▸ **What needs to be done**:
Pictures do not belong in the copy; quote every entry below exactly.

══ Data for processing ══

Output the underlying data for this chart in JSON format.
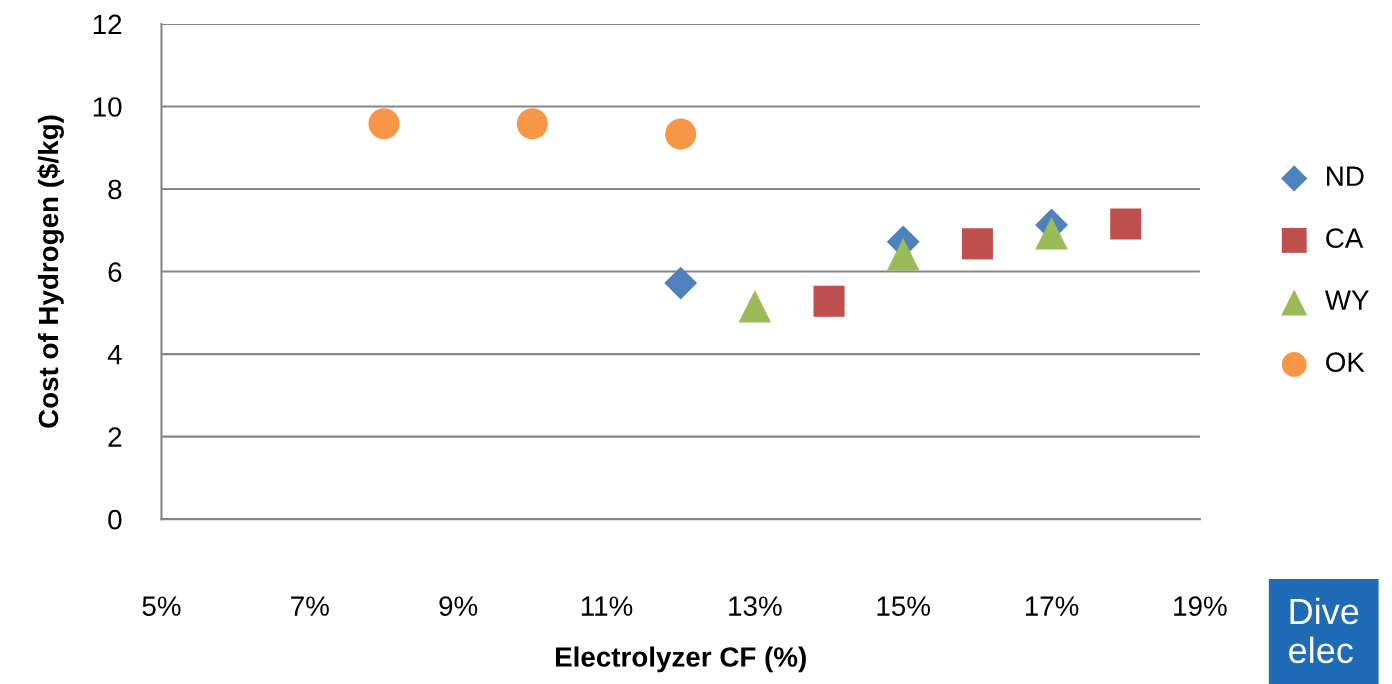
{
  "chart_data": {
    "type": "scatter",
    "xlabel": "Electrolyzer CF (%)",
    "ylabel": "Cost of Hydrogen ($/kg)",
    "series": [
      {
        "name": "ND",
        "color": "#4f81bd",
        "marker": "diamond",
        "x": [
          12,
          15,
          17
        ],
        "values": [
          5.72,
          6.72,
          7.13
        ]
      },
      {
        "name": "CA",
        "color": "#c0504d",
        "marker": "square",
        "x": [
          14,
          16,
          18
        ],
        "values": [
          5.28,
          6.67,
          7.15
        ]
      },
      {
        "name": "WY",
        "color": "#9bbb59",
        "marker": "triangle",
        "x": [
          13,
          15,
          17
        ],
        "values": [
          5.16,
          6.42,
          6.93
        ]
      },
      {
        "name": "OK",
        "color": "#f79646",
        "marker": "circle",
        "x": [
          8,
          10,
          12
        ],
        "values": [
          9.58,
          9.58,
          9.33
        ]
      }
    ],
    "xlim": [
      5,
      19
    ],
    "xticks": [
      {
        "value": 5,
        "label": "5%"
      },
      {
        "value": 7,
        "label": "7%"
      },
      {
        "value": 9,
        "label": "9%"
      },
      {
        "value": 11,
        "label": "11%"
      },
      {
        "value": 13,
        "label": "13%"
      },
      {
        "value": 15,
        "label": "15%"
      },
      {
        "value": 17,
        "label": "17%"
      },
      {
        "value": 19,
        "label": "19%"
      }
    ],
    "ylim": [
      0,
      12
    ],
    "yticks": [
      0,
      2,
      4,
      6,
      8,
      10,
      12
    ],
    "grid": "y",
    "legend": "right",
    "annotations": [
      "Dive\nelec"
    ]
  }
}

═══

▸ **Solution below**:
Output the underlying data for this chart in JSON format.
{
  "chart_data": {
    "type": "scatter",
    "xlabel": "Electrolyzer CF (%)",
    "ylabel": "Cost of Hydrogen ($/kg)",
    "series": [
      {
        "name": "ND",
        "color": "#4f81bd",
        "marker": "diamond",
        "x": [
          12,
          15,
          17
        ],
        "values": [
          5.72,
          6.72,
          7.13
        ]
      },
      {
        "name": "CA",
        "color": "#c0504d",
        "marker": "square",
        "x": [
          14,
          16,
          18
        ],
        "values": [
          5.28,
          6.67,
          7.15
        ]
      },
      {
        "name": "WY",
        "color": "#9bbb59",
        "marker": "triangle",
        "x": [
          13,
          15,
          17
        ],
        "values": [
          5.16,
          6.42,
          6.93
        ]
      },
      {
        "name": "OK",
        "color": "#f79646",
        "marker": "circle",
        "x": [
          8,
          10,
          12
        ],
        "values": [
          9.58,
          9.58,
          9.33
        ]
      }
    ],
    "xlim": [
      5,
      19
    ],
    "xticks": [
      {
        "value": 5,
        "label": "5%"
      },
      {
        "value": 7,
        "label": "7%"
      },
      {
        "value": 9,
        "label": "9%"
      },
      {
        "value": 11,
        "label": "11%"
      },
      {
        "value": 13,
        "label": "13%"
      },
      {
        "value": 15,
        "label": "15%"
      },
      {
        "value": 17,
        "label": "17%"
      },
      {
        "value": 19,
        "label": "19%"
      }
    ],
    "ylim": [
      0,
      12
    ],
    "yticks": [
      0,
      2,
      4,
      6,
      8,
      10,
      12
    ],
    "grid": "y",
    "legend": "right",
    "annotations": [
      "Dive\nelec"
    ]
  }
}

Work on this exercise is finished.